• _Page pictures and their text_
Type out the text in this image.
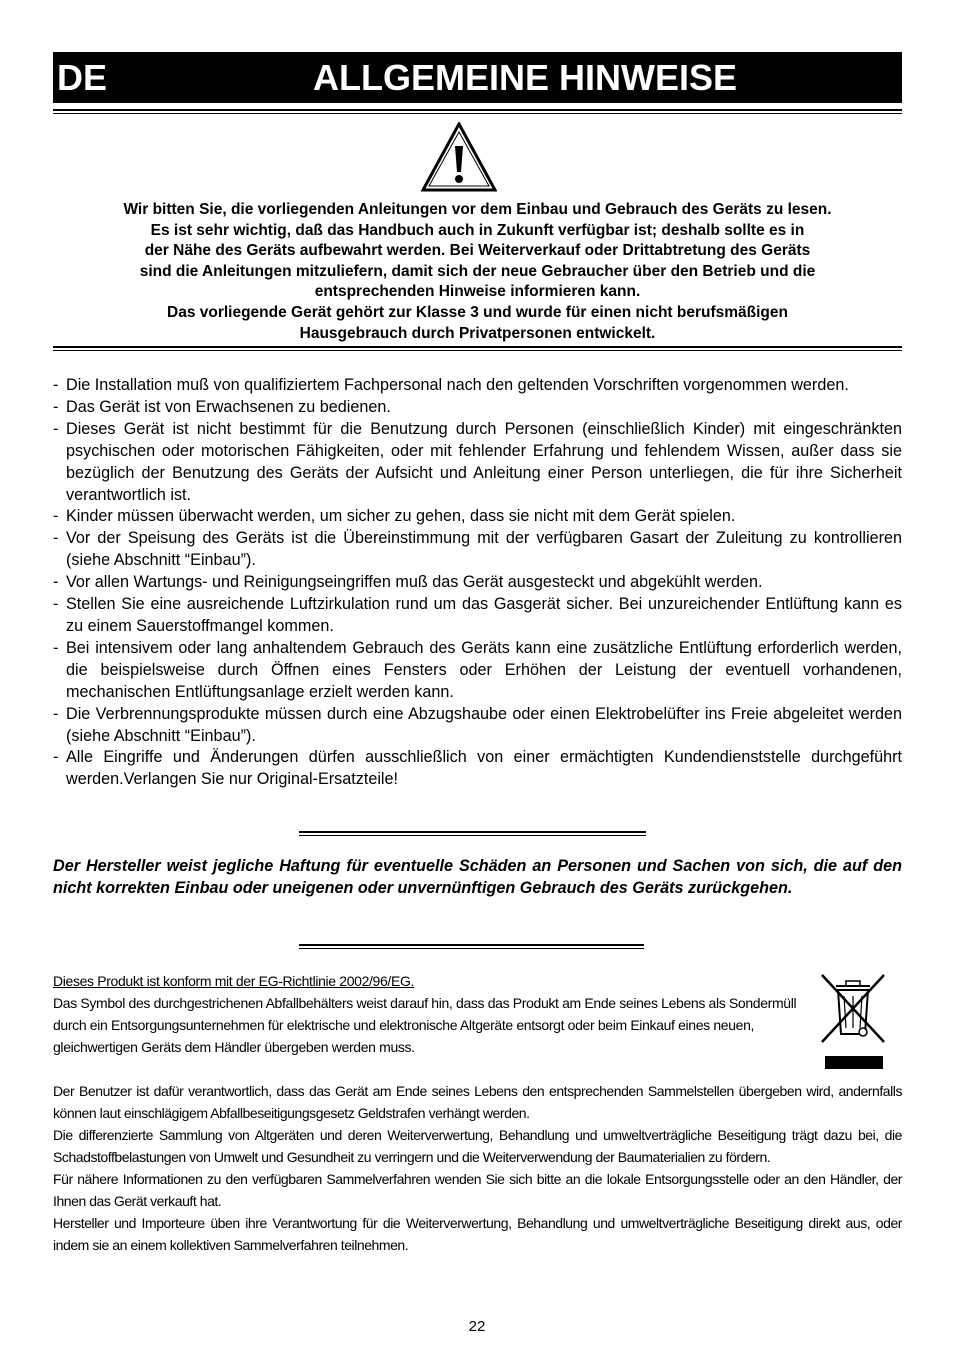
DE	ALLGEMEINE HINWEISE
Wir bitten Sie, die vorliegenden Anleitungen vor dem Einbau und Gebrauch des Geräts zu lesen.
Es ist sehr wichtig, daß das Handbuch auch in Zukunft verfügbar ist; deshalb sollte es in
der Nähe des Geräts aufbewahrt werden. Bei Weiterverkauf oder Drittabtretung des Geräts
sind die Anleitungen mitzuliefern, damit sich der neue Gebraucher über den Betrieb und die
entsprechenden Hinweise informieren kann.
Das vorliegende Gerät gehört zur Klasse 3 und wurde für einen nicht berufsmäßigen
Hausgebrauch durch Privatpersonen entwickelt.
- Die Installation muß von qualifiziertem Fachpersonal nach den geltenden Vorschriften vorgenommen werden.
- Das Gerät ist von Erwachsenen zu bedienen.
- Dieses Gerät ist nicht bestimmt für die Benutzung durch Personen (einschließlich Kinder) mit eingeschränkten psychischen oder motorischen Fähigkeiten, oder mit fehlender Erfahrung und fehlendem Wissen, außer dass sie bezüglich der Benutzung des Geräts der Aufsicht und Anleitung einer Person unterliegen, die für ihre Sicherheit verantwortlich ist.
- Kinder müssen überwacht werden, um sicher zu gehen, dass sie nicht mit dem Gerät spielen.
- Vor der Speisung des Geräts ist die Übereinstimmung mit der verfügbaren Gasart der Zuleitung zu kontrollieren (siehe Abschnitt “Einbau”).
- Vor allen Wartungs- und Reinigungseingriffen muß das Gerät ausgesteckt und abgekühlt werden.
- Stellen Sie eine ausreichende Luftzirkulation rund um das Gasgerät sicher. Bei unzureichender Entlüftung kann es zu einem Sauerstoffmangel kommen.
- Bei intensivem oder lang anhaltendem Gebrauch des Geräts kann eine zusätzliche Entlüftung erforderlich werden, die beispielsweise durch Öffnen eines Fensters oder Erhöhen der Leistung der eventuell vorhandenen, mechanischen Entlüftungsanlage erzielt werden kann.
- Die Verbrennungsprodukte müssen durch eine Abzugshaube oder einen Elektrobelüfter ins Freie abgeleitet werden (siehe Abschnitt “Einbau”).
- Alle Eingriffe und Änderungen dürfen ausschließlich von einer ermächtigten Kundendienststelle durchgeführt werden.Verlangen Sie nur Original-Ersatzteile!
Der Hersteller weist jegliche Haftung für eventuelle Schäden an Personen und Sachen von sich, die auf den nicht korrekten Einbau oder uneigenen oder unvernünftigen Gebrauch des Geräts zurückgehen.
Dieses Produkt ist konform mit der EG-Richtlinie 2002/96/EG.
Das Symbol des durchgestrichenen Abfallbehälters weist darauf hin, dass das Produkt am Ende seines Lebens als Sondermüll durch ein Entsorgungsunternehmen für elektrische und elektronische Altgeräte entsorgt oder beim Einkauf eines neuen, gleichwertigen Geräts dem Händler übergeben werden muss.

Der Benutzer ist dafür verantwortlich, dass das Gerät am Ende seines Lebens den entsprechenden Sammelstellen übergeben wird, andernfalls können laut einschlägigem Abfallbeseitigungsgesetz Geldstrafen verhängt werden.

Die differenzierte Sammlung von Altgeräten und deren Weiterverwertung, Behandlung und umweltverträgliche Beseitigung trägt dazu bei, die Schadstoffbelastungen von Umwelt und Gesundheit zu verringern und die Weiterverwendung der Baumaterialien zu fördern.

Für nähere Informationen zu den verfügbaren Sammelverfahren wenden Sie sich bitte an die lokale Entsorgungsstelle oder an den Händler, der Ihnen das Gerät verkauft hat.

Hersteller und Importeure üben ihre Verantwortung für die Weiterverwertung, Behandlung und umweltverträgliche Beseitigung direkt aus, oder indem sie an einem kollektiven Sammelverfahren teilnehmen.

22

• _EXERCISE BRIEF_
Find the lines above that contain the word "siehe" and collect them.

• _ANSWER SPACE_
- Vor der Speisung des Geräts ist die Übereinstimmung mit der verfügbaren Gasart der Zuleitung zu kontrollieren (siehe Abschnitt “Einbau”).
- Die Verbrennungsprodukte müssen durch eine Abzugshaube oder einen Elektrobelüfter ins Freie abgeleitet werden (siehe Abschnitt “Einbau”).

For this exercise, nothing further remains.